- [DO THIS]
Review the material line by line. Identify and copy every line that contains the string "should".

- [RECORDS SHOWN]
====================

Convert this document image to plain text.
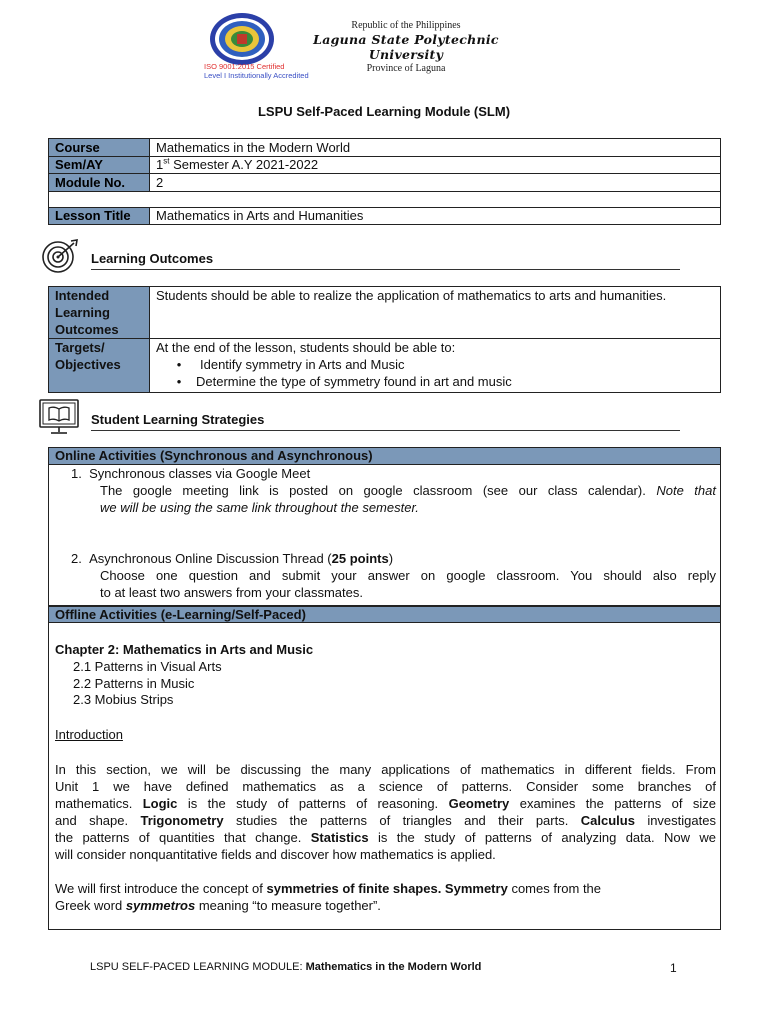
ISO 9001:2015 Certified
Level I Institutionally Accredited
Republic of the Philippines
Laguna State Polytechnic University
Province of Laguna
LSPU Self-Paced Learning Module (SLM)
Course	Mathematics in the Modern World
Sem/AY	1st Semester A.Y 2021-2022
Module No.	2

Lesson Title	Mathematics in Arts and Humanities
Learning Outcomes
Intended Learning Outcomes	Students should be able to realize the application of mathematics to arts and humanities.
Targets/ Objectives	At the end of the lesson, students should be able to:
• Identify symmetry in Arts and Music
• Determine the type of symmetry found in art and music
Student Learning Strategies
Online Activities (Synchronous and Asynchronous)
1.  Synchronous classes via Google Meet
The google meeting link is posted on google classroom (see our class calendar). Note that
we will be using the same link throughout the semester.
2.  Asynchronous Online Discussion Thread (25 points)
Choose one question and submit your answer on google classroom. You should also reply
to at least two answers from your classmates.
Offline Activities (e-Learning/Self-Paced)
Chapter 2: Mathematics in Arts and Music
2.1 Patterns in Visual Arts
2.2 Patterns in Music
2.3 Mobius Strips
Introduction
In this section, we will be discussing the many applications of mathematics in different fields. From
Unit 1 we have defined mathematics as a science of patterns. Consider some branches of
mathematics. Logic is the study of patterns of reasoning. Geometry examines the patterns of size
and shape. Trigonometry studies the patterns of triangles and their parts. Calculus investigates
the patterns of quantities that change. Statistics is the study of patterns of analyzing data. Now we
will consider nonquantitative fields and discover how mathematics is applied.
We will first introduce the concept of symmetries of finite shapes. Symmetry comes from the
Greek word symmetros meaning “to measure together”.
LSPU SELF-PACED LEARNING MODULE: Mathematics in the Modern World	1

====================

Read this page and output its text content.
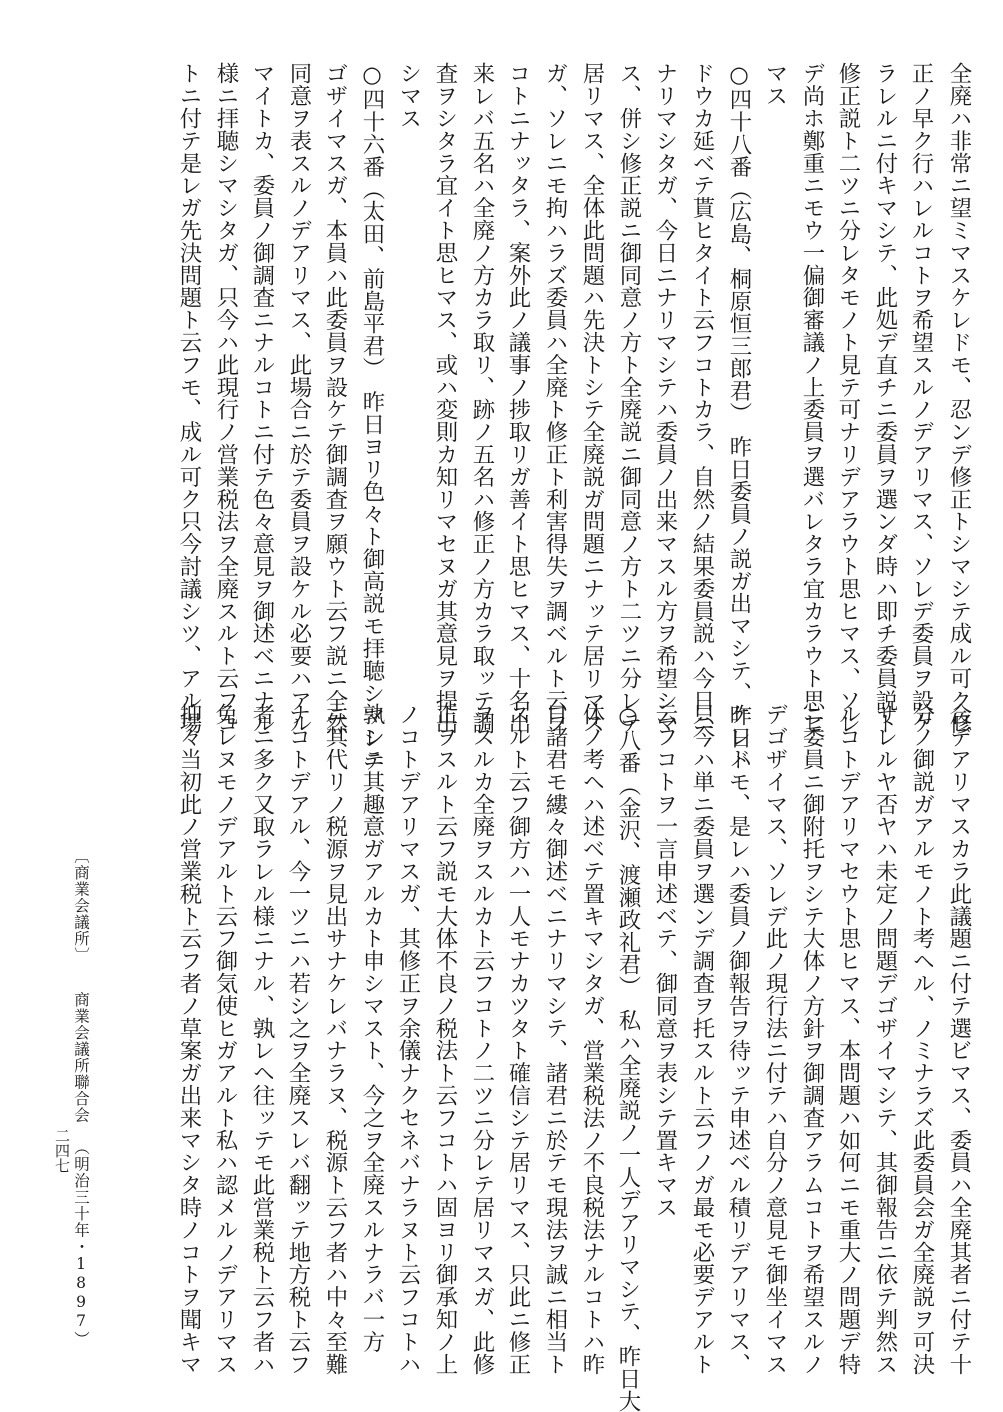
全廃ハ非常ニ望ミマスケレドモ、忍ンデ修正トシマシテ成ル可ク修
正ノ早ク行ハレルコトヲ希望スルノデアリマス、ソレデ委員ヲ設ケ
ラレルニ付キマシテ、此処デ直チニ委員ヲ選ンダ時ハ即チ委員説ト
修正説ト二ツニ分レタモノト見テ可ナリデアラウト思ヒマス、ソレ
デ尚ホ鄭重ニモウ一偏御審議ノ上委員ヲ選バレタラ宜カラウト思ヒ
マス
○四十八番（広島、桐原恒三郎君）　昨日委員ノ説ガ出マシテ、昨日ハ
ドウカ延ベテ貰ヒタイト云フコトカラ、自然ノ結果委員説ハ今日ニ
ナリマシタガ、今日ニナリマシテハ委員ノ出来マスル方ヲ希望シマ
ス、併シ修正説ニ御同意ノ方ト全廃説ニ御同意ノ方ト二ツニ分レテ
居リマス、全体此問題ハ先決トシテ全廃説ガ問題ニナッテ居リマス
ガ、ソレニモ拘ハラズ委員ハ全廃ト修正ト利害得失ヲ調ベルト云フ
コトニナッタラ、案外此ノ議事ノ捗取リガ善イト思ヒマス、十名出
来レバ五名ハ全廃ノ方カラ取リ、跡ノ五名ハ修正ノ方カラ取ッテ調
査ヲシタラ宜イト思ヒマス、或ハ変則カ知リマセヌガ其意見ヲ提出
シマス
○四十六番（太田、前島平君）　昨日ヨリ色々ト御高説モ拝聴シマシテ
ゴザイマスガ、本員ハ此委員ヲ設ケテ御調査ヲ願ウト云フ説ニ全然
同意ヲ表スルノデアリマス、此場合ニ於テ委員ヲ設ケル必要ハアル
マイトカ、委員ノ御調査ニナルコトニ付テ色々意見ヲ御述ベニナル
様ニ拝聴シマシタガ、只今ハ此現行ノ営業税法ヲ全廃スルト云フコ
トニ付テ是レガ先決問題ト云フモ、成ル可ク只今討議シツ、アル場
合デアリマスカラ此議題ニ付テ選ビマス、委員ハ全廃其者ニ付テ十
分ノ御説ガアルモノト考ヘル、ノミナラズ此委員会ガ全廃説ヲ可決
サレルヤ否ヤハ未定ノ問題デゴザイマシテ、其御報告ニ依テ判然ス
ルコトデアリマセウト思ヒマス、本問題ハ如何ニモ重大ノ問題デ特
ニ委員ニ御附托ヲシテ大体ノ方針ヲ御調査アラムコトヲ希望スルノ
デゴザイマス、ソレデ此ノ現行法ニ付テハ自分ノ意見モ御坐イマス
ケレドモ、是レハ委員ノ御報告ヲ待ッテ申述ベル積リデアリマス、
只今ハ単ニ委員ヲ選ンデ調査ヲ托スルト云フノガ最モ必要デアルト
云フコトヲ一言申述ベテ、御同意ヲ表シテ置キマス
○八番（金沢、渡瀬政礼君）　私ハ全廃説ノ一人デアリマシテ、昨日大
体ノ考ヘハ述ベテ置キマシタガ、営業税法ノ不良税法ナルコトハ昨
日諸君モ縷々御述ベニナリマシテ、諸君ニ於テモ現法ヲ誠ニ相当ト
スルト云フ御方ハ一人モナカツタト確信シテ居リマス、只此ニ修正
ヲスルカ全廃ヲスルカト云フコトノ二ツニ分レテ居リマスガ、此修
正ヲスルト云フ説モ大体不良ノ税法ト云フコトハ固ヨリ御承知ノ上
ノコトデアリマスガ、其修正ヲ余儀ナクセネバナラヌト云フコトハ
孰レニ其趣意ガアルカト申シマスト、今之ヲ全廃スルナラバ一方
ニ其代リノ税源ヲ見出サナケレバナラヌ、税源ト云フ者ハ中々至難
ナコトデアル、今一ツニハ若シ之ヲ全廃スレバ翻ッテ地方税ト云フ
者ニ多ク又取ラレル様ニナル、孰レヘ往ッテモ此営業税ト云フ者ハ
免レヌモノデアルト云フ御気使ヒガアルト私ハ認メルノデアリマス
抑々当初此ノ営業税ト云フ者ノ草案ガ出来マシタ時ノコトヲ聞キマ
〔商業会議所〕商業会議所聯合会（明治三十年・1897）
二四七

====================

- [SOLUTION FOR THIS EXERCISE]
Intended Learning Outcomes	Students should be able to realize the application of mathematics to arts and humanities.
Targets/ Objectives	At the end of the lesson, students should be able to:
Choose one question and submit your answer on google classroom. You should also reply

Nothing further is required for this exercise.